- _THE INPUT_

· · · ·

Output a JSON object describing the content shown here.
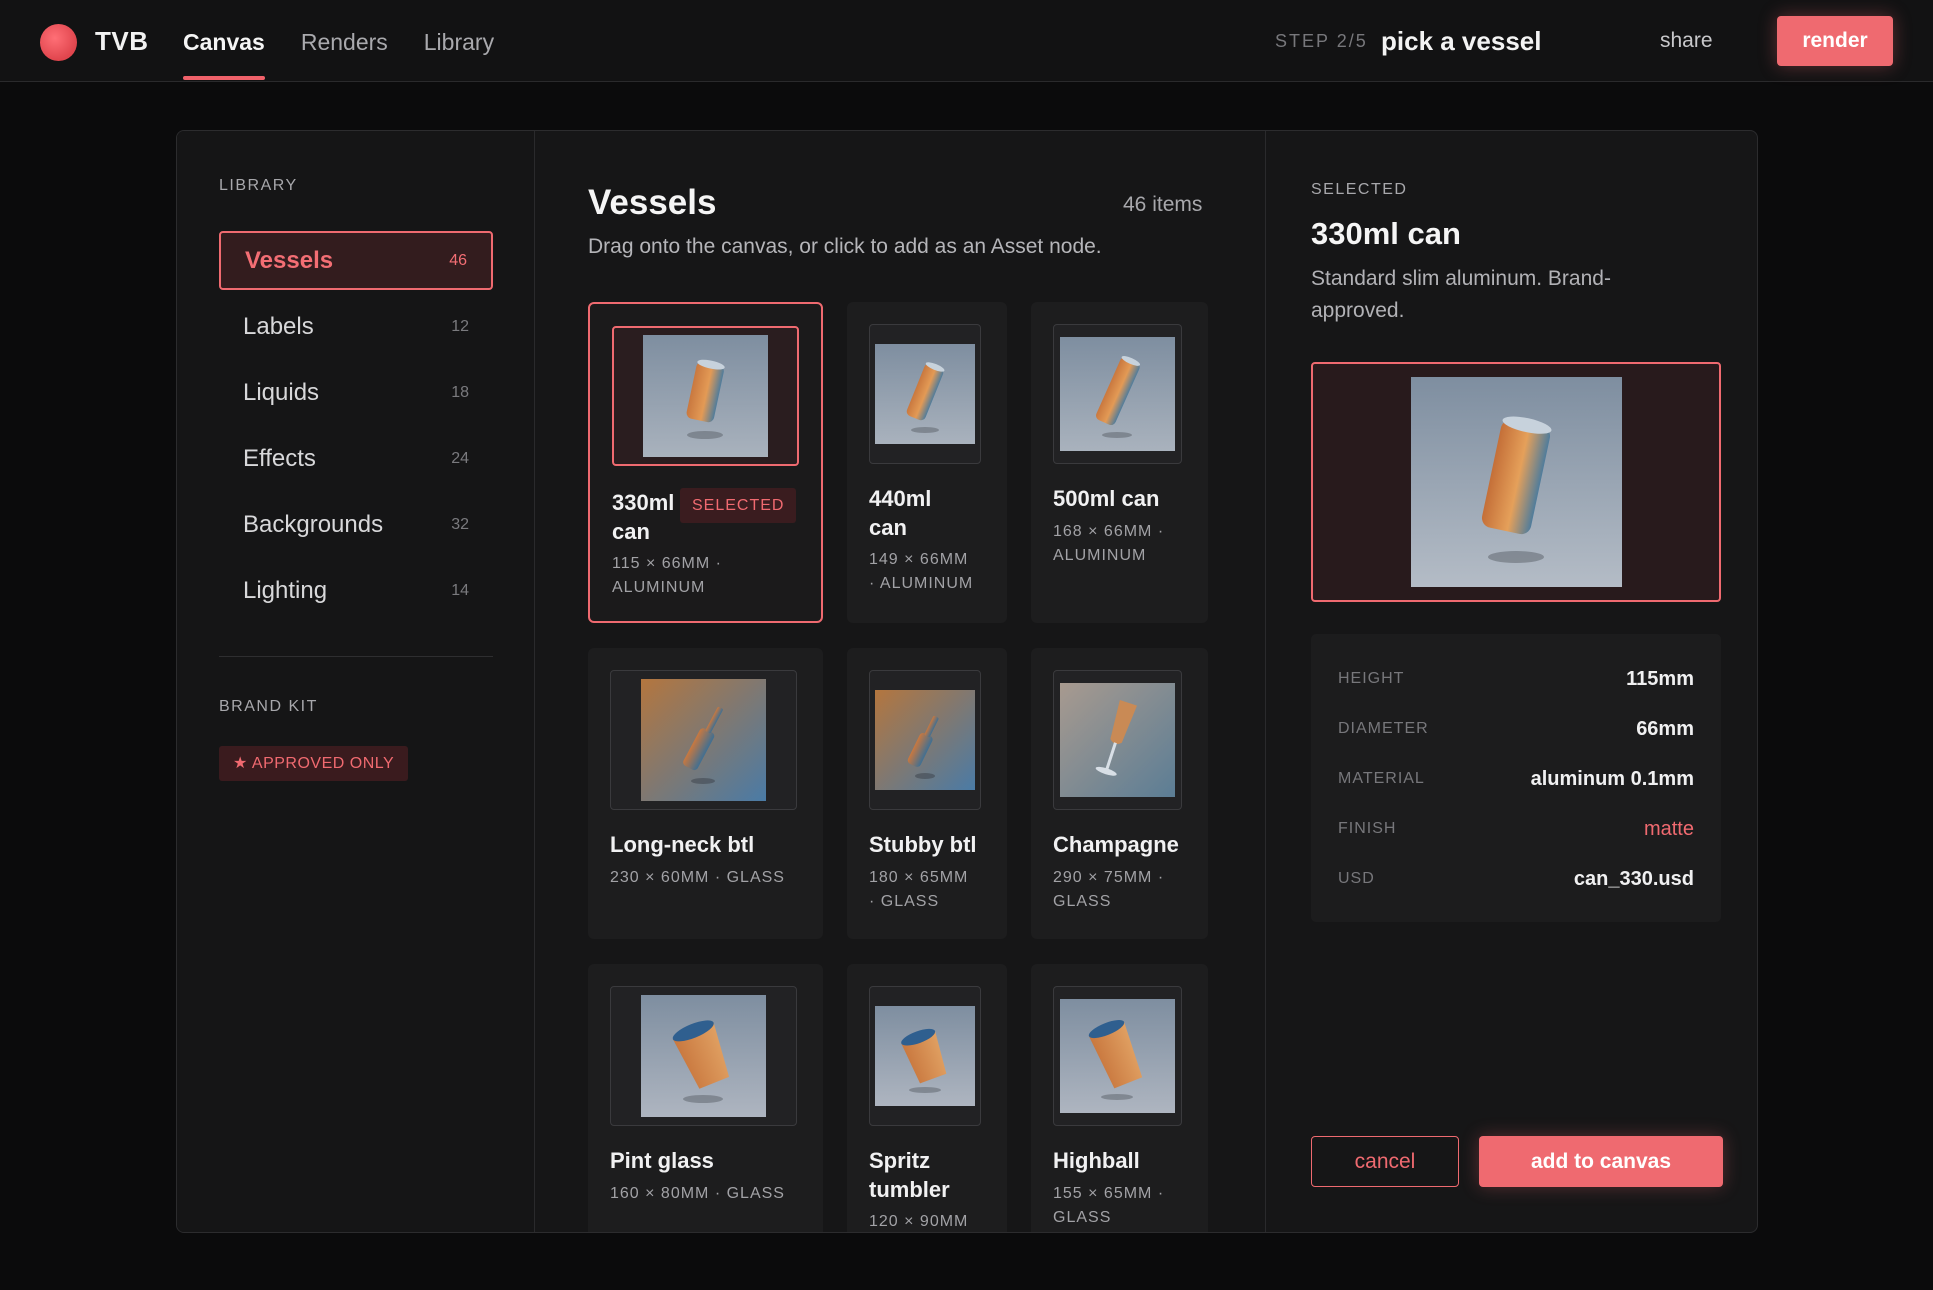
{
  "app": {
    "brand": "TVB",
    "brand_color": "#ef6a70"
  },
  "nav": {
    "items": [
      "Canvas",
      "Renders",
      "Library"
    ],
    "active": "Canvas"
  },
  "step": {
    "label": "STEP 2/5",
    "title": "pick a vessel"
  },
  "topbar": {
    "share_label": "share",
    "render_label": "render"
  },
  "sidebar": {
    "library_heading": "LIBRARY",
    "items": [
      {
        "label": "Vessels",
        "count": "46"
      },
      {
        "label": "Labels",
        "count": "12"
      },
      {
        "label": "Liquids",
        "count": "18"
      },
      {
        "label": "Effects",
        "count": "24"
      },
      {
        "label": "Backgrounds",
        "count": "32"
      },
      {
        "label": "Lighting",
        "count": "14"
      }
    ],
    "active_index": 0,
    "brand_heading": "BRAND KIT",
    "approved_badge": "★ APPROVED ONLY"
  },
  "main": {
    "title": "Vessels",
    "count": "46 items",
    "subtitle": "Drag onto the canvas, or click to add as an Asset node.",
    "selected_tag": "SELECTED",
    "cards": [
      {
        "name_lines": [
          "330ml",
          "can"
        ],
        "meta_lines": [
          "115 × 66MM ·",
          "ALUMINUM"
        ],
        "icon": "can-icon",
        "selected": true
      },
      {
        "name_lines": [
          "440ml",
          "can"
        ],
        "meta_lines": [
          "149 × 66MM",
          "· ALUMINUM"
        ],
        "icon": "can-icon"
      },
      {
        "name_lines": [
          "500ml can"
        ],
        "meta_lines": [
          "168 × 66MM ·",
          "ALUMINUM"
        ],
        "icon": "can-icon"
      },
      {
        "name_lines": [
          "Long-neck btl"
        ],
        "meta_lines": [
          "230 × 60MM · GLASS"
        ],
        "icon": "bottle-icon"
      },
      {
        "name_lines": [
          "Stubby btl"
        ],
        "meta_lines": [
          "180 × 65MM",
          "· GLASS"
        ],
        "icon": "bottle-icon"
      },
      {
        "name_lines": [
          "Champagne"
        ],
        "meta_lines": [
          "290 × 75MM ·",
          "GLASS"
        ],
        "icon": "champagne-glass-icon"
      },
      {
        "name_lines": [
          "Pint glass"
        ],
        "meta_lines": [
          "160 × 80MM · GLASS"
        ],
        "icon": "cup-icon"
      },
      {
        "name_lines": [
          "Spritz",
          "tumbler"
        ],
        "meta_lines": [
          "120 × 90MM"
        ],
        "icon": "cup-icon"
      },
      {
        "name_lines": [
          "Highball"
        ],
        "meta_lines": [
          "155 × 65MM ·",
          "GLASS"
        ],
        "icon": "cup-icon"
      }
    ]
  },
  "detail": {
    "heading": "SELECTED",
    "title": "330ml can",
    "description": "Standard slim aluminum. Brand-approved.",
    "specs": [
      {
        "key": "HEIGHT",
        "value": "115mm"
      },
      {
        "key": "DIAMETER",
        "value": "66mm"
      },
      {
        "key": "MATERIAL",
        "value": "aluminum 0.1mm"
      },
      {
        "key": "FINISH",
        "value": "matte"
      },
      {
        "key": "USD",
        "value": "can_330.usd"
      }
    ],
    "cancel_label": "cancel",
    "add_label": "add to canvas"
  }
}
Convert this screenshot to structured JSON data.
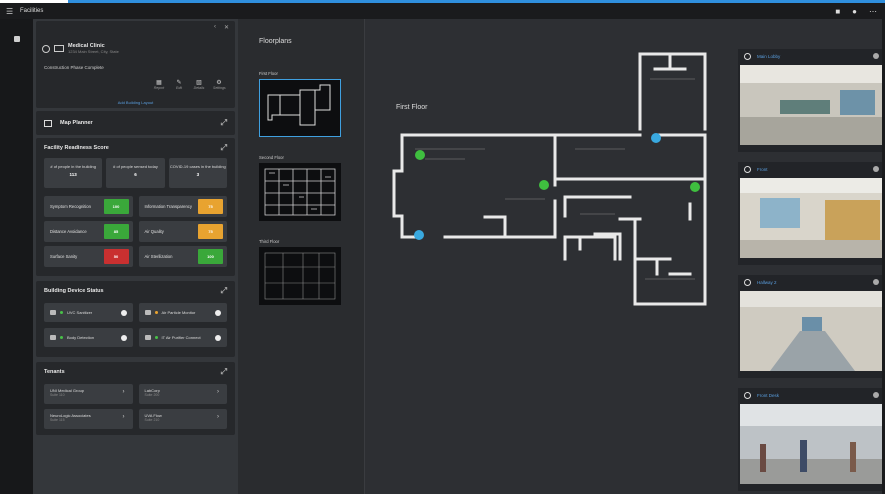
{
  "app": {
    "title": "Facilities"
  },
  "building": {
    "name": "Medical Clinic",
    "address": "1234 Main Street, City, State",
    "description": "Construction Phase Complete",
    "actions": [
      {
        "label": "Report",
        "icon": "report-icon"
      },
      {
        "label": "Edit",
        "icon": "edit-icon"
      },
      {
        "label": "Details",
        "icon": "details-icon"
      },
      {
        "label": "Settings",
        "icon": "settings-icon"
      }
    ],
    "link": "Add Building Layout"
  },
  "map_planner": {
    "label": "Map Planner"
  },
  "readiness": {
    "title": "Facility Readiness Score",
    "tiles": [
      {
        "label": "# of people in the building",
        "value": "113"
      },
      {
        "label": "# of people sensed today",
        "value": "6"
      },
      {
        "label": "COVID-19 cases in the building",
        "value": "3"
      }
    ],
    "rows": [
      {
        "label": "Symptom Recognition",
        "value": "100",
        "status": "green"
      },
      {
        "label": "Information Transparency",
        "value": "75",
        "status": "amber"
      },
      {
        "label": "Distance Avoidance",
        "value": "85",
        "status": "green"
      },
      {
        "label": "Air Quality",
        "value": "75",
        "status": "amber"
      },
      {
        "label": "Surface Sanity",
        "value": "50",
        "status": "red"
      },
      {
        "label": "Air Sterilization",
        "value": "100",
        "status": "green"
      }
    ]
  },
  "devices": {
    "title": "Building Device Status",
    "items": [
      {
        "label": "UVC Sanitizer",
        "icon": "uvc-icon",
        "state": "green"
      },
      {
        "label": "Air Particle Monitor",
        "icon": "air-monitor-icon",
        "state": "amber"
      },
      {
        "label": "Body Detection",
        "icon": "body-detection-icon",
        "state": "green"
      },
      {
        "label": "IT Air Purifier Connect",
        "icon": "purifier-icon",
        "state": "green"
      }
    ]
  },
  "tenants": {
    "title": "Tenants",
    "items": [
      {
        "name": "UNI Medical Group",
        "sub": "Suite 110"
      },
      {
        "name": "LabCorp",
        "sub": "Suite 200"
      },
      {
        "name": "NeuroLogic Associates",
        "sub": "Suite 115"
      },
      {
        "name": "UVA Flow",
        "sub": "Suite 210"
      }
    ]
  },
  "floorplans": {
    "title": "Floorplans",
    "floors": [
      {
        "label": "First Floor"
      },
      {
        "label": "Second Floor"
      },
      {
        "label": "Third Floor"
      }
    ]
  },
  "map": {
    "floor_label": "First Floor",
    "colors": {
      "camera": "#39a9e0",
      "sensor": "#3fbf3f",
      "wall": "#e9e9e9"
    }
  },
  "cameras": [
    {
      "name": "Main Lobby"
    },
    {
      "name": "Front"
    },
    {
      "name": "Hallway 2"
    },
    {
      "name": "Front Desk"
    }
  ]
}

· · · ·

- _REQUIRED TASK_
All records should be output exactly, with the pictures left out.

- _TASK RESPONSE_
Output a JSON object describing the content shown here.
{
  "app": {
    "brand": "TVB",
    "brand_color": "#ef6a70"
  },
  "nav": {
    "items": [
      "Canvas",
      "Renders",
      "Library"
    ],
    "active": "Canvas"
  },
  "step": {
    "label": "STEP 2/5",
    "title": "pick a vessel"
  },
  "topbar": {
    "share_label": "share",
    "render_label": "render"
  },
  "sidebar": {
    "library_heading": "LIBRARY",
    "items": [
      {
        "label": "Vessels",
        "count": "46"
      },
      {
        "label": "Labels",
        "count": "12"
      },
      {
        "label": "Liquids",
        "count": "18"
      },
      {
        "label": "Effects",
        "count": "24"
      },
      {
        "label": "Backgrounds",
        "count": "32"
      },
      {
        "label": "Lighting",
        "count": "14"
      }
    ],
    "active_index": 0,
    "brand_heading": "BRAND KIT",
    "approved_badge": "★ APPROVED ONLY"
  },
  "main": {
    "title": "Vessels",
    "count": "46 items",
    "subtitle": "Drag onto the canvas, or click to add as an Asset node.",
    "selected_tag": "SELECTED",
    "cards": [
      {
        "name_lines": [
          "330ml",
          "can"
        ],
        "meta_lines": [
          "115 × 66MM ·",
          "ALUMINUM"
        ],
        "icon": "can-icon",
        "selected": true
      },
      {
        "name_lines": [
          "440ml",
          "can"
        ],
        "meta_lines": [
          "149 × 66MM",
          "· ALUMINUM"
        ],
        "icon": "can-icon"
      },
      {
        "name_lines": [
          "500ml can"
        ],
        "meta_lines": [
          "168 × 66MM ·",
          "ALUMINUM"
        ],
        "icon": "can-icon"
      },
      {
        "name_lines": [
          "Long-neck btl"
        ],
        "meta_lines": [
          "230 × 60MM · GLASS"
        ],
        "icon": "bottle-icon"
      },
      {
        "name_lines": [
          "Stubby btl"
        ],
        "meta_lines": [
          "180 × 65MM",
          "· GLASS"
        ],
        "icon": "bottle-icon"
      },
      {
        "name_lines": [
          "Champagne"
        ],
        "meta_lines": [
          "290 × 75MM ·",
          "GLASS"
        ],
        "icon": "champagne-glass-icon"
      },
      {
        "name_lines": [
          "Pint glass"
        ],
        "meta_lines": [
          "160 × 80MM · GLASS"
        ],
        "icon": "cup-icon"
      },
      {
        "name_lines": [
          "Spritz",
          "tumbler"
        ],
        "meta_lines": [
          "120 × 90MM"
        ],
        "icon": "cup-icon"
      },
      {
        "name_lines": [
          "Highball"
        ],
        "meta_lines": [
          "155 × 65MM ·",
          "GLASS"
        ],
        "icon": "cup-icon"
      }
    ]
  },
  "detail": {
    "heading": "SELECTED",
    "title": "330ml can",
    "description": "Standard slim aluminum. Brand-approved.",
    "specs": [
      {
        "key": "HEIGHT",
        "value": "115mm"
      },
      {
        "key": "DIAMETER",
        "value": "66mm"
      },
      {
        "key": "MATERIAL",
        "value": "aluminum 0.1mm"
      },
      {
        "key": "FINISH",
        "value": "matte"
      },
      {
        "key": "USD",
        "value": "can_330.usd"
      }
    ],
    "cancel_label": "cancel",
    "add_label": "add to canvas"
  }
}
Convert this screenshot to structured JSON data.
{
  "app": {
    "title": "Facilities"
  },
  "building": {
    "name": "Medical Clinic",
    "address": "1234 Main Street, City, State",
    "description": "Construction Phase Complete",
    "actions": [
      {
        "label": "Report",
        "icon": "report-icon"
      },
      {
        "label": "Edit",
        "icon": "edit-icon"
      },
      {
        "label": "Details",
        "icon": "details-icon"
      },
      {
        "label": "Settings",
        "icon": "settings-icon"
      }
    ],
    "link": "Add Building Layout"
  },
  "map_planner": {
    "label": "Map Planner"
  },
  "readiness": {
    "title": "Facility Readiness Score",
    "tiles": [
      {
        "label": "# of people in the building",
        "value": "113"
      },
      {
        "label": "# of people sensed today",
        "value": "6"
      },
      {
        "label": "COVID-19 cases in the building",
        "value": "3"
      }
    ],
    "rows": [
      {
        "label": "Symptom Recognition",
        "value": "100",
        "status": "green"
      },
      {
        "label": "Information Transparency",
        "value": "75",
        "status": "amber"
      },
      {
        "label": "Distance Avoidance",
        "value": "85",
        "status": "green"
      },
      {
        "label": "Air Quality",
        "value": "75",
        "status": "amber"
      },
      {
        "label": "Surface Sanity",
        "value": "50",
        "status": "red"
      },
      {
        "label": "Air Sterilization",
        "value": "100",
        "status": "green"
      }
    ]
  },
  "devices": {
    "title": "Building Device Status",
    "items": [
      {
        "label": "UVC Sanitizer",
        "icon": "uvc-icon",
        "state": "green"
      },
      {
        "label": "Air Particle Monitor",
        "icon": "air-monitor-icon",
        "state": "amber"
      },
      {
        "label": "Body Detection",
        "icon": "body-detection-icon",
        "state": "green"
      },
      {
        "label": "IT Air Purifier Connect",
        "icon": "purifier-icon",
        "state": "green"
      }
    ]
  },
  "tenants": {
    "title": "Tenants",
    "items": [
      {
        "name": "UNI Medical Group",
        "sub": "Suite 110"
      },
      {
        "name": "LabCorp",
        "sub": "Suite 200"
      },
      {
        "name": "NeuroLogic Associates",
        "sub": "Suite 115"
      },
      {
        "name": "UVA Flow",
        "sub": "Suite 210"
      }
    ]
  },
  "floorplans": {
    "title": "Floorplans",
    "floors": [
      {
        "label": "First Floor"
      },
      {
        "label": "Second Floor"
      },
      {
        "label": "Third Floor"
      }
    ]
  },
  "map": {
    "floor_label": "First Floor",
    "colors": {
      "camera": "#39a9e0",
      "sensor": "#3fbf3f",
      "wall": "#e9e9e9"
    }
  },
  "cameras": [
    {
      "name": "Main Lobby"
    },
    {
      "name": "Front"
    },
    {
      "name": "Hallway 2"
    },
    {
      "name": "Front Desk"
    }
  ]
}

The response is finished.